(Figure content listings)
□ □ □ □ □ □ □

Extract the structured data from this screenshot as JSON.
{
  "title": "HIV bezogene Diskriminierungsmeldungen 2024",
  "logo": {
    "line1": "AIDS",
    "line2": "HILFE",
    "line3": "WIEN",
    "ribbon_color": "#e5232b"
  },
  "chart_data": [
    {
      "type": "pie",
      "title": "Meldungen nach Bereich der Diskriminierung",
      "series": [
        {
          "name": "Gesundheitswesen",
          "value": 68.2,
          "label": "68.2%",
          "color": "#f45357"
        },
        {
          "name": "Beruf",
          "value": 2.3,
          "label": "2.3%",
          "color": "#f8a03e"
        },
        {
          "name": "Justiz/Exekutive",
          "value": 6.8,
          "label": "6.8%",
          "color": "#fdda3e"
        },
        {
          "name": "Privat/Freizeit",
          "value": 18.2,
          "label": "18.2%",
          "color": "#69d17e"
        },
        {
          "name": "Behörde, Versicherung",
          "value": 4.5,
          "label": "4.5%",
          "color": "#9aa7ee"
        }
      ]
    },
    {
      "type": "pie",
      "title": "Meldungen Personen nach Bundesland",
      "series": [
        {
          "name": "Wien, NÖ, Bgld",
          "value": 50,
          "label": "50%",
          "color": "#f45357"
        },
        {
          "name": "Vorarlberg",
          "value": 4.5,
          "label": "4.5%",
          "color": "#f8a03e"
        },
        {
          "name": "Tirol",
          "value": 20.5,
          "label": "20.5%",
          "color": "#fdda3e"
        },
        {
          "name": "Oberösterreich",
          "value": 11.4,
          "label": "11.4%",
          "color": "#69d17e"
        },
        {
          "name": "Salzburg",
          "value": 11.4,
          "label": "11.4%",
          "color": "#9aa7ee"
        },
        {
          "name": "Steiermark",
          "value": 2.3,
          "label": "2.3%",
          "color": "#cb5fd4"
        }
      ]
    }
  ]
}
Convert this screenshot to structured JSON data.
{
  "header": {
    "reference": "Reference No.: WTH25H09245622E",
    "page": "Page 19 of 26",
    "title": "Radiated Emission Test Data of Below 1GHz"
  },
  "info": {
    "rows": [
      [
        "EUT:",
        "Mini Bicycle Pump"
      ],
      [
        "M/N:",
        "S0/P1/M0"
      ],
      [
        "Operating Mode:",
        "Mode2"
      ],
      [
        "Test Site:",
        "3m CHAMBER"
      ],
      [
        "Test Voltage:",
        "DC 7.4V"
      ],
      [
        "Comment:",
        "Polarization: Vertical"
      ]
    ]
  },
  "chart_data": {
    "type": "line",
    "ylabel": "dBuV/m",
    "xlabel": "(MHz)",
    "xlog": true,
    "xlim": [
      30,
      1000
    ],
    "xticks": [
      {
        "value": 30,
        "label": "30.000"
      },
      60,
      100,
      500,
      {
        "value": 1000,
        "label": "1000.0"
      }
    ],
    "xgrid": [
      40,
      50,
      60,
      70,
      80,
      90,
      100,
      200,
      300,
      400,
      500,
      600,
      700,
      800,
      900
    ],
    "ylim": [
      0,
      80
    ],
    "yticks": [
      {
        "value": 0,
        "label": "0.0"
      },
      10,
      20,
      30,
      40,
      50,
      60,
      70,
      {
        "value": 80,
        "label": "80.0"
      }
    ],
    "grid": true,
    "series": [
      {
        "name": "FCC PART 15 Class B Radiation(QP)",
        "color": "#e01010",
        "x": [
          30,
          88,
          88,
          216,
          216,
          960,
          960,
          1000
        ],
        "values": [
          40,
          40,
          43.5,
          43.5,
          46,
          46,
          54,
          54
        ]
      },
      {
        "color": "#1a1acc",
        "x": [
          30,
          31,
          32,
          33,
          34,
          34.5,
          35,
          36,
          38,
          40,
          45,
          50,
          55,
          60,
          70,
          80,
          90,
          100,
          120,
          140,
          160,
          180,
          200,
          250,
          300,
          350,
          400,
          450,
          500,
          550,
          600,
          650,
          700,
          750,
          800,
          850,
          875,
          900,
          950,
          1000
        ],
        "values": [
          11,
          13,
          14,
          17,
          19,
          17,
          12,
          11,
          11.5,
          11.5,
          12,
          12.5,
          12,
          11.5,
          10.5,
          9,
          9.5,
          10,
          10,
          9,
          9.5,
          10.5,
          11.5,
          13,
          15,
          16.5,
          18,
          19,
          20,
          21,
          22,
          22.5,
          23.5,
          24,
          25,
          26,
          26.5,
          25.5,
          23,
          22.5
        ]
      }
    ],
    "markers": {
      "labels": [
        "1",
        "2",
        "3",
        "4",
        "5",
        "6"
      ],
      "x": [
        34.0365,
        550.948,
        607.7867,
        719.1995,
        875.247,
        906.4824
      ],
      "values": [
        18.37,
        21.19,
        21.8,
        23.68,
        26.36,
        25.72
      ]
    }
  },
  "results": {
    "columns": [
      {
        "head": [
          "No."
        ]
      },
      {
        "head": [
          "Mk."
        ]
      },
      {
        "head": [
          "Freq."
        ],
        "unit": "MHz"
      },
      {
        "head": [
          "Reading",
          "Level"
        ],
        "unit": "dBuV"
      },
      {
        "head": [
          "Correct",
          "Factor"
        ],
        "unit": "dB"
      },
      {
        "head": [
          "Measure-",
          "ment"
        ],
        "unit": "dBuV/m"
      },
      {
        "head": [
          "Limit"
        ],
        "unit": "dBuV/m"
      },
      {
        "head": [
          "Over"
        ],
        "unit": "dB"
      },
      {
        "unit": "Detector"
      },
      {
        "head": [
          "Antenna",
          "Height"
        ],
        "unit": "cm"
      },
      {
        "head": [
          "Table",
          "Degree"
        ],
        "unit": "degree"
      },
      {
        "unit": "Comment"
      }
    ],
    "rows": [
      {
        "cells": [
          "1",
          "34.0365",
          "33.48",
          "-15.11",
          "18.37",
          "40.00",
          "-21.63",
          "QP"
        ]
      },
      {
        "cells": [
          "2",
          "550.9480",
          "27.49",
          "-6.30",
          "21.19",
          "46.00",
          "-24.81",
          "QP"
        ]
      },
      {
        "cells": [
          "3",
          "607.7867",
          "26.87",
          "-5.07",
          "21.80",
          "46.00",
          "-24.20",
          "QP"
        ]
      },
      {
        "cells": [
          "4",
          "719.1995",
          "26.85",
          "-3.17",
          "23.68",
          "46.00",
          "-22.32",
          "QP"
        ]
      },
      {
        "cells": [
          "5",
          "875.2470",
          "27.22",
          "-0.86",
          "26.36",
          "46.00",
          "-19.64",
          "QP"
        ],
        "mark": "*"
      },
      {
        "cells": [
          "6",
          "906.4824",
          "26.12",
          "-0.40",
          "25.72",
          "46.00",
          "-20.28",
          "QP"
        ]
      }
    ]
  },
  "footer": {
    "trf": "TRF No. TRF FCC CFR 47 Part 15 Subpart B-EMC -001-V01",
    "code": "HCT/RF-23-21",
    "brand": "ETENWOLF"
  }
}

□ □ □ □ □ □ □

## Short exercise
Copy out the material word for word and line for line.

## The reply
Extract the structured data from this screenshot as JSON.
{
  "title": "HIV bezogene Diskriminierungsmeldungen 2024",
  "logo": {
    "line1": "AIDS",
    "line2": "HILFE",
    "line3": "WIEN",
    "ribbon_color": "#e5232b"
  },
  "chart_data": [
    {
      "type": "pie",
      "title": "Meldungen nach Bereich der Diskriminierung",
      "series": [
        {
          "name": "Gesundheitswesen",
          "value": 68.2,
          "label": "68.2%",
          "color": "#f45357"
        },
        {
          "name": "Beruf",
          "value": 2.3,
          "label": "2.3%",
          "color": "#f8a03e"
        },
        {
          "name": "Justiz/Exekutive",
          "value": 6.8,
          "label": "6.8%",
          "color": "#fdda3e"
        },
        {
          "name": "Privat/Freizeit",
          "value": 18.2,
          "label": "18.2%",
          "color": "#69d17e"
        },
        {
          "name": "Behörde, Versicherung",
          "value": 4.5,
          "label": "4.5%",
          "color": "#9aa7ee"
        }
      ]
    },
    {
      "type": "pie",
      "title": "Meldungen Personen nach Bundesland",
      "series": [
        {
          "name": "Wien, NÖ, Bgld",
          "value": 50,
          "label": "50%",
          "color": "#f45357"
        },
        {
          "name": "Vorarlberg",
          "value": 4.5,
          "label": "4.5%",
          "color": "#f8a03e"
        },
        {
          "name": "Tirol",
          "value": 20.5,
          "label": "20.5%",
          "color": "#fdda3e"
        },
        {
          "name": "Oberösterreich",
          "value": 11.4,
          "label": "11.4%",
          "color": "#69d17e"
        },
        {
          "name": "Salzburg",
          "value": 11.4,
          "label": "11.4%",
          "color": "#9aa7ee"
        },
        {
          "name": "Steiermark",
          "value": 2.3,
          "label": "2.3%",
          "color": "#cb5fd4"
        }
      ]
    }
  ]
}
Convert this screenshot to structured JSON data.
{
  "header": {
    "reference": "Reference No.: WTH25H09245622E",
    "page": "Page 19 of 26",
    "title": "Radiated Emission Test Data of Below 1GHz"
  },
  "info": {
    "rows": [
      [
        "EUT:",
        "Mini Bicycle Pump"
      ],
      [
        "M/N:",
        "S0/P1/M0"
      ],
      [
        "Operating Mode:",
        "Mode2"
      ],
      [
        "Test Site:",
        "3m CHAMBER"
      ],
      [
        "Test Voltage:",
        "DC 7.4V"
      ],
      [
        "Comment:",
        "Polarization: Vertical"
      ]
    ]
  },
  "chart_data": {
    "type": "line",
    "ylabel": "dBuV/m",
    "xlabel": "(MHz)",
    "xlog": true,
    "xlim": [
      30,
      1000
    ],
    "xticks": [
      {
        "value": 30,
        "label": "30.000"
      },
      60,
      100,
      500,
      {
        "value": 1000,
        "label": "1000.0"
      }
    ],
    "xgrid": [
      40,
      50,
      60,
      70,
      80,
      90,
      100,
      200,
      300,
      400,
      500,
      600,
      700,
      800,
      900
    ],
    "ylim": [
      0,
      80
    ],
    "yticks": [
      {
        "value": 0,
        "label": "0.0"
      },
      10,
      20,
      30,
      40,
      50,
      60,
      70,
      {
        "value": 80,
        "label": "80.0"
      }
    ],
    "grid": true,
    "series": [
      {
        "name": "FCC PART 15 Class B Radiation(QP)",
        "color": "#e01010",
        "x": [
          30,
          88,
          88,
          216,
          216,
          960,
          960,
          1000
        ],
        "values": [
          40,
          40,
          43.5,
          43.5,
          46,
          46,
          54,
          54
        ]
      },
      {
        "color": "#1a1acc",
        "x": [
          30,
          31,
          32,
          33,
          34,
          34.5,
          35,
          36,
          38,
          40,
          45,
          50,
          55,
          60,
          70,
          80,
          90,
          100,
          120,
          140,
          160,
          180,
          200,
          250,
          300,
          350,
          400,
          450,
          500,
          550,
          600,
          650,
          700,
          750,
          800,
          850,
          875,
          900,
          950,
          1000
        ],
        "values": [
          11,
          13,
          14,
          17,
          19,
          17,
          12,
          11,
          11.5,
          11.5,
          12,
          12.5,
          12,
          11.5,
          10.5,
          9,
          9.5,
          10,
          10,
          9,
          9.5,
          10.5,
          11.5,
          13,
          15,
          16.5,
          18,
          19,
          20,
          21,
          22,
          22.5,
          23.5,
          24,
          25,
          26,
          26.5,
          25.5,
          23,
          22.5
        ]
      }
    ],
    "markers": {
      "labels": [
        "1",
        "2",
        "3",
        "4",
        "5",
        "6"
      ],
      "x": [
        34.0365,
        550.948,
        607.7867,
        719.1995,
        875.247,
        906.4824
      ],
      "values": [
        18.37,
        21.19,
        21.8,
        23.68,
        26.36,
        25.72
      ]
    }
  },
  "results": {
    "columns": [
      {
        "head": [
          "No."
        ]
      },
      {
        "head": [
          "Mk."
        ]
      },
      {
        "head": [
          "Freq."
        ],
        "unit": "MHz"
      },
      {
        "head": [
          "Reading",
          "Level"
        ],
        "unit": "dBuV"
      },
      {
        "head": [
          "Correct",
          "Factor"
        ],
        "unit": "dB"
      },
      {
        "head": [
          "Measure-",
          "ment"
        ],
        "unit": "dBuV/m"
      },
      {
        "head": [
          "Limit"
        ],
        "unit": "dBuV/m"
      },
      {
        "head": [
          "Over"
        ],
        "unit": "dB"
      },
      {
        "unit": "Detector"
      },
      {
        "head": [
          "Antenna",
          "Height"
        ],
        "unit": "cm"
      },
      {
        "head": [
          "Table",
          "Degree"
        ],
        "unit": "degree"
      },
      {
        "unit": "Comment"
      }
    ],
    "rows": [
      {
        "cells": [
          "1",
          "34.0365",
          "33.48",
          "-15.11",
          "18.37",
          "40.00",
          "-21.63",
          "QP"
        ]
      },
      {
        "cells": [
          "2",
          "550.9480",
          "27.49",
          "-6.30",
          "21.19",
          "46.00",
          "-24.81",
          "QP"
        ]
      },
      {
        "cells": [
          "3",
          "607.7867",
          "26.87",
          "-5.07",
          "21.80",
          "46.00",
          "-24.20",
          "QP"
        ]
      },
      {
        "cells": [
          "4",
          "719.1995",
          "26.85",
          "-3.17",
          "23.68",
          "46.00",
          "-22.32",
          "QP"
        ]
      },
      {
        "cells": [
          "5",
          "875.2470",
          "27.22",
          "-0.86",
          "26.36",
          "46.00",
          "-19.64",
          "QP"
        ],
        "mark": "*"
      },
      {
        "cells": [
          "6",
          "906.4824",
          "26.12",
          "-0.40",
          "25.72",
          "46.00",
          "-20.28",
          "QP"
        ]
      }
    ]
  },
  "footer": {
    "trf": "TRF No. TRF FCC CFR 47 Part 15 Subpart B-EMC -001-V01",
    "code": "HCT/RF-23-21",
    "brand": "ETENWOLF"
  }
}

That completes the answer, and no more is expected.